Problem statement >> Nothing should be left out: output all of the entries exactly.

Available records >>
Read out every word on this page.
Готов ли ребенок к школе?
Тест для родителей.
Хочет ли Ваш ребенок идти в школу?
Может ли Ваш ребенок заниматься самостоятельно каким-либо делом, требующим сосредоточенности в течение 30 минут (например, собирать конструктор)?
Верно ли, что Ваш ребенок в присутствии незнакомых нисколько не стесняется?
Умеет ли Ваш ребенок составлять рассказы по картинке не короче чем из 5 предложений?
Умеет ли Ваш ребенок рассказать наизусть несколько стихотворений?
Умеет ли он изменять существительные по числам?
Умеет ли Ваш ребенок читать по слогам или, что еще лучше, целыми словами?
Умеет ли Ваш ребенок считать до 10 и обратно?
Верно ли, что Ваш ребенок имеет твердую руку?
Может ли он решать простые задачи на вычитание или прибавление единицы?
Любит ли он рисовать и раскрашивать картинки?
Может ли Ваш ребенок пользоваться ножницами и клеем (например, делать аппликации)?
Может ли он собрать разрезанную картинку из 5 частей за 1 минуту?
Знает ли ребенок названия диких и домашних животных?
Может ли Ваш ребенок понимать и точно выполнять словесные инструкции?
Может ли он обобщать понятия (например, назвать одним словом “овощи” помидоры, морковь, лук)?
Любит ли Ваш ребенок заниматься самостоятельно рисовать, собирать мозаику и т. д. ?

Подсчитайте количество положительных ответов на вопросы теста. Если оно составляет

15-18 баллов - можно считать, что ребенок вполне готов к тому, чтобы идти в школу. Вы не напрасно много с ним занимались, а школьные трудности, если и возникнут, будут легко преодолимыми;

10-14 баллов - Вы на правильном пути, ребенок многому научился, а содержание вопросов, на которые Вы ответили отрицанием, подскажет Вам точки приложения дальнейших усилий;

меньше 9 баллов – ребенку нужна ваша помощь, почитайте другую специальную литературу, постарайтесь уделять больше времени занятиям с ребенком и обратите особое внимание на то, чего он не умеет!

Solution to this exercise >>
Read out every word on this page.
Готов ли ребенок к школе?
Тест для родителей.
Хочет ли Ваш ребенок идти в школу?
Может ли Ваш ребенок заниматься самостоятельно каким-либо делом, требующим сосредоточенности в течение 30 минут (например, собирать конструктор)?
Верно ли, что Ваш ребенок в присутствии незнакомых нисколько не стесняется?
Умеет ли Ваш ребенок составлять рассказы по картинке не короче чем из 5 предложений?
Умеет ли Ваш ребенок рассказать наизусть несколько стихотворений?
Умеет ли он изменять существительные по числам?
Умеет ли Ваш ребенок читать по слогам или, что еще лучше, целыми словами?
Умеет ли Ваш ребенок считать до 10 и обратно?
Верно ли, что Ваш ребенок имеет твердую руку?
Может ли он решать простые задачи на вычитание или прибавление единицы?
Любит ли он рисовать и раскрашивать картинки?
Может ли Ваш ребенок пользоваться ножницами и клеем (например, делать аппликации)?
Может ли он собрать разрезанную картинку из 5 частей за 1 минуту?
Знает ли ребенок названия диких и домашних животных?
Может ли Ваш ребенок понимать и точно выполнять словесные инструкции?
Может ли он обобщать понятия (например, назвать одним словом “овощи” помидоры, морковь, лук)?
Любит ли Ваш ребенок заниматься самостоятельно рисовать, собирать мозаику и т. д. ?

Подсчитайте количество положительных ответов на вопросы теста. Если оно составляет

15-18 баллов - можно считать, что ребенок вполне готов к тому, чтобы идти в школу. Вы не напрасно много с ним занимались, а школьные трудности, если и возникнут, будут легко преодолимыми;

10-14 баллов - Вы на правильном пути, ребенок многому научился, а содержание вопросов, на которые Вы ответили отрицанием, подскажет Вам точки приложения дальнейших усилий;

меньше 9 баллов – ребенку нужна ваша помощь, почитайте другую специальную литературу, постарайтесь уделять больше времени занятиям с ребенком и обратите особое внимание на то, чего он не умеет!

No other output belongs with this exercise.